> [TEXTE DU DOCUMENT]
+ + + + +
Quels sont vos projets pour cette année 2025 ?


Généralement, je ne suis pas du genre à planifier. Je laisse les choses venir de façon spontanée. J’essaye de profiter du temps présent, j’aime bien le Dionysos en moi. J’aime aussi cet être théâtral à l’intérieur de mon âme. À l’avenir, Younes Nawar peut renouer avec le théâtre, ses représentations et ce contact direct avec le public. Dans le monde théâtral, je suis de plus en plus attiré par la mise en scène. Celle-ci permet une amplitude d’expression et d’écriture. D’ailleurs, cette écriture, je ne l'envisage pas au sens premier du terme. Je peux bel et bien écrire avec mon corps.


Dans notre pays, je crois que c’est le moment pour les entreprises de mettre de l’argent pour financer les activités culturelles. Car il y a un grand potentiel de comédiens, mais ces derniers ne trouvent pas la productivité nécessaire pour garder leurs outils d’acteurs ainsi que leur présence d’esprit. Ces deux éléments se travaillent en permanence. Dans cette perspective, si on prend l’exemple de Brecht, celui-ci ne croit pas dans la prégnance de la théorie par rapport à l’acting lui-même et l’aura que peut dégager un acteur sur scène. Ainsi, la densité de la production dramatique, c’est elle, à force de forger, qui va t’enseigner comment trouver la bonne façon d’incarner un personnage.
+ + + + +
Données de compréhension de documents
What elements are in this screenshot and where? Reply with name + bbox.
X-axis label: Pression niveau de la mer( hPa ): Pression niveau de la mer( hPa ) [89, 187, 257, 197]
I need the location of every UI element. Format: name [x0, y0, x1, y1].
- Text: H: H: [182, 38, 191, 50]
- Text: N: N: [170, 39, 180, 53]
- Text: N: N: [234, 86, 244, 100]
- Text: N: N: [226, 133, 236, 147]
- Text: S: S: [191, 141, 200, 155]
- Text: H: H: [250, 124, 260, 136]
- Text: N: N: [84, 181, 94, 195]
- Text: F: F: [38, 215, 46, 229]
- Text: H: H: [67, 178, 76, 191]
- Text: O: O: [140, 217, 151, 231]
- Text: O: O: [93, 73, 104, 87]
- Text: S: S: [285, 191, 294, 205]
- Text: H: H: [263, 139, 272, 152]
+ + + + +
> [SÉRIE DE TÂCHES]
**1.** D'après l'entretien, vers quoi la personne interrogée se sent-elle de plus en plus attirée dans le monde théâtral ?
**2.** Reproduisez le passage de l'entretien qui commence par « Dans notre pays, je » et se termine par « d’incarner un personnage. ».

> [RÉPONSES PAR POINT]
**1.** La mise en scène.

**2.**
Dans notre pays, je crois que c’est le moment pour les entreprises de mettre de l’argent pour financer les activités culturelles. Car il y a un grand potentiel de comédiens, mais ces derniers ne trouvent pas la productivité nécessaire pour garder leurs outils d’acteurs ainsi que leur présence d’esprit. Ces deux éléments se travaillent en permanence. Dans cette perspective, si on prend l’exemple de Brecht, celui-ci ne croit pas dans la prégnance de la théorie par rapport à l’acting lui-même et l’aura que peut dégager un acteur sur scène. Ainsi, la densité de la production dramatique, c’est elle, à force de forger, qui va t’enseigner comment trouver la bonne façon d’incarner un personnage.